What you will do: Which lines of the records contain "true"? Collect every one of them.
═══ Items ═══
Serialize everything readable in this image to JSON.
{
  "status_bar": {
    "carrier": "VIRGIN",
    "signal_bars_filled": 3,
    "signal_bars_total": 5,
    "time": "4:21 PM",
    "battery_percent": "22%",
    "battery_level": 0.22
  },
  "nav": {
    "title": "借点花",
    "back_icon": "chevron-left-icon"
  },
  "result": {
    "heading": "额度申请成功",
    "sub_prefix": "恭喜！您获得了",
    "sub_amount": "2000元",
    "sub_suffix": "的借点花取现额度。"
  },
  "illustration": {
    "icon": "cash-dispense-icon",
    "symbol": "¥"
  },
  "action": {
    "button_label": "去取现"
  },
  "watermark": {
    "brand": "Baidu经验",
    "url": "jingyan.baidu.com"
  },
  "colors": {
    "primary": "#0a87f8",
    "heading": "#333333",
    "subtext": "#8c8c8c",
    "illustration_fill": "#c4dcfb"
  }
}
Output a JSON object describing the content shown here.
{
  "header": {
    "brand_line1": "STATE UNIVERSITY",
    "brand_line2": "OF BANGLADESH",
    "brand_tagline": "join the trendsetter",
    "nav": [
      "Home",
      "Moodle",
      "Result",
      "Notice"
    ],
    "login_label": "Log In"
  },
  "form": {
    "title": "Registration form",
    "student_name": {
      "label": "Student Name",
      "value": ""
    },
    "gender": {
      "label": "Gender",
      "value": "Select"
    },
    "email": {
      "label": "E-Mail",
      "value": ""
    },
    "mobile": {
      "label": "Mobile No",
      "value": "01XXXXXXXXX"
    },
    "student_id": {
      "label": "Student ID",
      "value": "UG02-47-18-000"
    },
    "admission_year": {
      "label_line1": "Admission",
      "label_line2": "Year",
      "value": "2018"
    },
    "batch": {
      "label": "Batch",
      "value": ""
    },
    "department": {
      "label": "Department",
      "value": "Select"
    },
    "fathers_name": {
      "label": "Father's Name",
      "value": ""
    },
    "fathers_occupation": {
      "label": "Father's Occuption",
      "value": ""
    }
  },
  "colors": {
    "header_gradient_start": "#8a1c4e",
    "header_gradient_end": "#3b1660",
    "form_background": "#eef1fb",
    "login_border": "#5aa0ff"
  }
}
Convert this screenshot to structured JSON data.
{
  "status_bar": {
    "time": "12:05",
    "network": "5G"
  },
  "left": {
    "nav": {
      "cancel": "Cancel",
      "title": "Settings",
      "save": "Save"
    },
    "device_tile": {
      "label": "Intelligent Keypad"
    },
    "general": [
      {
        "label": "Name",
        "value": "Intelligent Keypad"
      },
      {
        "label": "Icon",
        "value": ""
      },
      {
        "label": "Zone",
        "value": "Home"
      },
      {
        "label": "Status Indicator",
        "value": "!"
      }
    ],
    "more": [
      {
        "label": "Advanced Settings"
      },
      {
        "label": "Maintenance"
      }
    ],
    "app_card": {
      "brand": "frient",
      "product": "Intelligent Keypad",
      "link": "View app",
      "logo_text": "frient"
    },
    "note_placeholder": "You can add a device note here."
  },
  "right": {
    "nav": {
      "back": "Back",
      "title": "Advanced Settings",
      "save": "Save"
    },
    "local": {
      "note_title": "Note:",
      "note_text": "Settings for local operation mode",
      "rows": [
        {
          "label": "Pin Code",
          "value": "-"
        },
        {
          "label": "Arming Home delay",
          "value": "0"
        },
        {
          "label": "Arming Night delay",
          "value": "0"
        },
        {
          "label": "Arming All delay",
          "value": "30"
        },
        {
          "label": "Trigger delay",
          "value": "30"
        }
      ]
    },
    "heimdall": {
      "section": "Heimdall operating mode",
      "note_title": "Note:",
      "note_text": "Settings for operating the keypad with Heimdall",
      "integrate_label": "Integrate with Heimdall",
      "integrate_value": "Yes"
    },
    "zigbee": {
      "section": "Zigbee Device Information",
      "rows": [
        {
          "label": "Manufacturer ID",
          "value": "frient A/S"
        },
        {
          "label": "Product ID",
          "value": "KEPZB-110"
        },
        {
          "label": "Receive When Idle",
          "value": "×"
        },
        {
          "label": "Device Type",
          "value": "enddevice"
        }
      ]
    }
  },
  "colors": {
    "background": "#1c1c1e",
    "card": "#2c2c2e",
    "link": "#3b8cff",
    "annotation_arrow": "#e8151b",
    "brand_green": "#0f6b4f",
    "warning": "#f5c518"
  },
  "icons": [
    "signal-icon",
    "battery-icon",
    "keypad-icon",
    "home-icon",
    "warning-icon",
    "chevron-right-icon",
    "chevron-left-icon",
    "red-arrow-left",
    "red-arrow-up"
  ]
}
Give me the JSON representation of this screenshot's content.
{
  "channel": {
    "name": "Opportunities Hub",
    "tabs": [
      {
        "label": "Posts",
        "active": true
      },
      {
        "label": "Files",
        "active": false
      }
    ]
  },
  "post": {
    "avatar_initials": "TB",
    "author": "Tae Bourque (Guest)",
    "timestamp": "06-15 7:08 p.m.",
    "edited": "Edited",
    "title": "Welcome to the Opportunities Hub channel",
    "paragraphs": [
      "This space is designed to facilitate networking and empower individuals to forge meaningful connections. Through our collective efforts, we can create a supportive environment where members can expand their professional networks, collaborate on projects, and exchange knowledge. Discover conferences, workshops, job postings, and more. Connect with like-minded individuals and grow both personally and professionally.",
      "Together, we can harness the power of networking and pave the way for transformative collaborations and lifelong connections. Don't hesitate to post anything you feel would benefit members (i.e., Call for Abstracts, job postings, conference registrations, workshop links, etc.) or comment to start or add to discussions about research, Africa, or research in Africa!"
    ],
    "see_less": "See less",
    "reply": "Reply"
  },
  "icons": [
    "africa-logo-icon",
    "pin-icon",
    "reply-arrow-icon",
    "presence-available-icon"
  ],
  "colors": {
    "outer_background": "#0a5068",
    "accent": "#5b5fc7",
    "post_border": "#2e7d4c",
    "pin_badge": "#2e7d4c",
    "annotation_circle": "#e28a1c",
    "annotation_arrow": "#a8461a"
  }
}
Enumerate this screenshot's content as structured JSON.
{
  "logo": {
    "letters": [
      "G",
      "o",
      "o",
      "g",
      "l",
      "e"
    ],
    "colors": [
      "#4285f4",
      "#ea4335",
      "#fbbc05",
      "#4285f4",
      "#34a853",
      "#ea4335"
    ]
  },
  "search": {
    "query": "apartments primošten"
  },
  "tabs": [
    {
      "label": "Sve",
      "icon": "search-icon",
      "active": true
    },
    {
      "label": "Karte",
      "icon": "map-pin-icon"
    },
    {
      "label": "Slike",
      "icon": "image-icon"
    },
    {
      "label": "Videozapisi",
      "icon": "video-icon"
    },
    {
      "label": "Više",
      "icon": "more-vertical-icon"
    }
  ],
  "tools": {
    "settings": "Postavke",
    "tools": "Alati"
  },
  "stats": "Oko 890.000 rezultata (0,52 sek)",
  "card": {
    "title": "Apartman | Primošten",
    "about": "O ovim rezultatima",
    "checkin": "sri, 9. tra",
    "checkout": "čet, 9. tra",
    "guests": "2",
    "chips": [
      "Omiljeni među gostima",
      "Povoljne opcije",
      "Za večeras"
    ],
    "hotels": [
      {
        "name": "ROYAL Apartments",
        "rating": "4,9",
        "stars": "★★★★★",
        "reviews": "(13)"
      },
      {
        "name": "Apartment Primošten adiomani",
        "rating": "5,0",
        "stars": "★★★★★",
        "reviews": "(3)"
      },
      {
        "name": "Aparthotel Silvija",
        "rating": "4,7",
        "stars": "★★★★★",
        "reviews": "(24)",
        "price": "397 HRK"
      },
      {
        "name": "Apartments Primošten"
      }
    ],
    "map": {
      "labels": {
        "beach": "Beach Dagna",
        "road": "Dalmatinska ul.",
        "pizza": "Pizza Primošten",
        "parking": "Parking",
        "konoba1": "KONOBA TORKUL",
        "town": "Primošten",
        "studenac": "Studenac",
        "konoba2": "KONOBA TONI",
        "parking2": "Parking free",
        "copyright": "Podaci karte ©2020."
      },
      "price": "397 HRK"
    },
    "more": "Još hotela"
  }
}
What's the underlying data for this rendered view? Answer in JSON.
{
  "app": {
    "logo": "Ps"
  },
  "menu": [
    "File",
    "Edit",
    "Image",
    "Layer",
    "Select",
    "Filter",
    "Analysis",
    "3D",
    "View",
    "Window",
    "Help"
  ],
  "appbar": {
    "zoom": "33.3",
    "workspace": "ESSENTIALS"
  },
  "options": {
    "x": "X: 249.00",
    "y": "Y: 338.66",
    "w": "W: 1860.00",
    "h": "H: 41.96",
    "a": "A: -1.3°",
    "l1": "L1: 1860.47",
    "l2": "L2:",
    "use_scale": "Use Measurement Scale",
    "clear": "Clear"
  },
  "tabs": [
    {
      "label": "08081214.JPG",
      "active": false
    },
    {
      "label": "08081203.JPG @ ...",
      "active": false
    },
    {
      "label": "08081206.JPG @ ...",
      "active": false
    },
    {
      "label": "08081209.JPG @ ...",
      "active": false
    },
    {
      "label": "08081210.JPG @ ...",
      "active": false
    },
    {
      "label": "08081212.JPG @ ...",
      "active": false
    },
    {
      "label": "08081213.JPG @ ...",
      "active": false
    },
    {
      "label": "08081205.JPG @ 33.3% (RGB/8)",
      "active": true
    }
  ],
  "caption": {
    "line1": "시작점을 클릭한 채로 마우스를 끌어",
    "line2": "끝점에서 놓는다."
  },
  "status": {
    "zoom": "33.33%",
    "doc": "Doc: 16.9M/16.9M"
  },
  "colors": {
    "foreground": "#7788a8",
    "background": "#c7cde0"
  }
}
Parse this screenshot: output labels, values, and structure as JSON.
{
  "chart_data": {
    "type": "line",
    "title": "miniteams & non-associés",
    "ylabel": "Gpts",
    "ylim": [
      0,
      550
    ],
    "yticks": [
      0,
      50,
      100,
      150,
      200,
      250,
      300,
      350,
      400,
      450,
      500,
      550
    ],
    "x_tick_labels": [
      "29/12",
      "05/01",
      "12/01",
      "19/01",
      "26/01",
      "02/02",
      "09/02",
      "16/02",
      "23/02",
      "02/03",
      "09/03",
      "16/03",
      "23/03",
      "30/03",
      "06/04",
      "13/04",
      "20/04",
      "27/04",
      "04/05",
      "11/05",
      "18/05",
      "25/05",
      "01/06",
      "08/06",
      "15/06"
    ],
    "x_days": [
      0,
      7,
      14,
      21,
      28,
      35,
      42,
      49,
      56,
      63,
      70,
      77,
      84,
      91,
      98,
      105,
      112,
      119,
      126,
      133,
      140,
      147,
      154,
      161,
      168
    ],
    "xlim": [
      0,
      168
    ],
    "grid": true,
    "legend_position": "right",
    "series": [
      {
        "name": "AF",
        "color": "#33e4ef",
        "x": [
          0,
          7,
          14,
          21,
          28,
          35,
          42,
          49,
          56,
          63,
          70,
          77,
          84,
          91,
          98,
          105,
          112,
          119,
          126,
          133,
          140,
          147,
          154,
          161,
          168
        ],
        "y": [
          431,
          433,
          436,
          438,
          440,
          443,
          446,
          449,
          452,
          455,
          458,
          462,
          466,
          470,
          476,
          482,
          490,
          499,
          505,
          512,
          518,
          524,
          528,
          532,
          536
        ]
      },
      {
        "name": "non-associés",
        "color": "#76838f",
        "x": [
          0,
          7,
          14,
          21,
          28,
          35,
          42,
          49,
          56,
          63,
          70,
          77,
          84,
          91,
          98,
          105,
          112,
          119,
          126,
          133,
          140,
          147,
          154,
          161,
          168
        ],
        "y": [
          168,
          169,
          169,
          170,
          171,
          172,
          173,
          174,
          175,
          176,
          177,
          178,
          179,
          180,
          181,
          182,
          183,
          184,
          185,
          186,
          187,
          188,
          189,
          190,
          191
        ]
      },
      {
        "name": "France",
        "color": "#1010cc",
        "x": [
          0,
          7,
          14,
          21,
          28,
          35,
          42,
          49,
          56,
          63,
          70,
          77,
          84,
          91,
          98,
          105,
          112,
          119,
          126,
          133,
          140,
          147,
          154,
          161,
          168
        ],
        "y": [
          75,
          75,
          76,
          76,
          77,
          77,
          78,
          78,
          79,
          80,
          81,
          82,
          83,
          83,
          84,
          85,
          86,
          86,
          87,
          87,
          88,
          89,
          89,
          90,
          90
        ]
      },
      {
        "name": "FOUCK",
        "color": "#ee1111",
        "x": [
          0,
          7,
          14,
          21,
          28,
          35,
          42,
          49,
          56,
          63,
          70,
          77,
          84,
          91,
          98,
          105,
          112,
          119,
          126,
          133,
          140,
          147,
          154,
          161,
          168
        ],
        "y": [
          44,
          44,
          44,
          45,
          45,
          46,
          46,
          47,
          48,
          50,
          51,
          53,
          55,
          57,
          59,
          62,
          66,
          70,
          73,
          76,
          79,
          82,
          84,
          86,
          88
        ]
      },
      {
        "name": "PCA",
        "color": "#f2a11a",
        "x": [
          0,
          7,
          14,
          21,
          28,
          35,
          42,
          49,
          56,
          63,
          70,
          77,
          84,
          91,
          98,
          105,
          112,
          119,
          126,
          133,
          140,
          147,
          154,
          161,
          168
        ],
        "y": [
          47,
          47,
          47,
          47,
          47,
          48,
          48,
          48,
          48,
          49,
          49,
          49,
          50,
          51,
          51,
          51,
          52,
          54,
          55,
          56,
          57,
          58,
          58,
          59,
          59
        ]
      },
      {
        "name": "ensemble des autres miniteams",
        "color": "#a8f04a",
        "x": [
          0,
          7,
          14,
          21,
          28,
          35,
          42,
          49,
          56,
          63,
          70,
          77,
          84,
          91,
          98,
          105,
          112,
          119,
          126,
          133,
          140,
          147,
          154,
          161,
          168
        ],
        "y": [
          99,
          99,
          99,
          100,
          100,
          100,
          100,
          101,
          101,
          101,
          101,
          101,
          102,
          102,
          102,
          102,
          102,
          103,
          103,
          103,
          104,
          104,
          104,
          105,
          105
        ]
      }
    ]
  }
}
═══
Result of this task:
        "active": true
      "active": true
      "active": true
    "grid": true,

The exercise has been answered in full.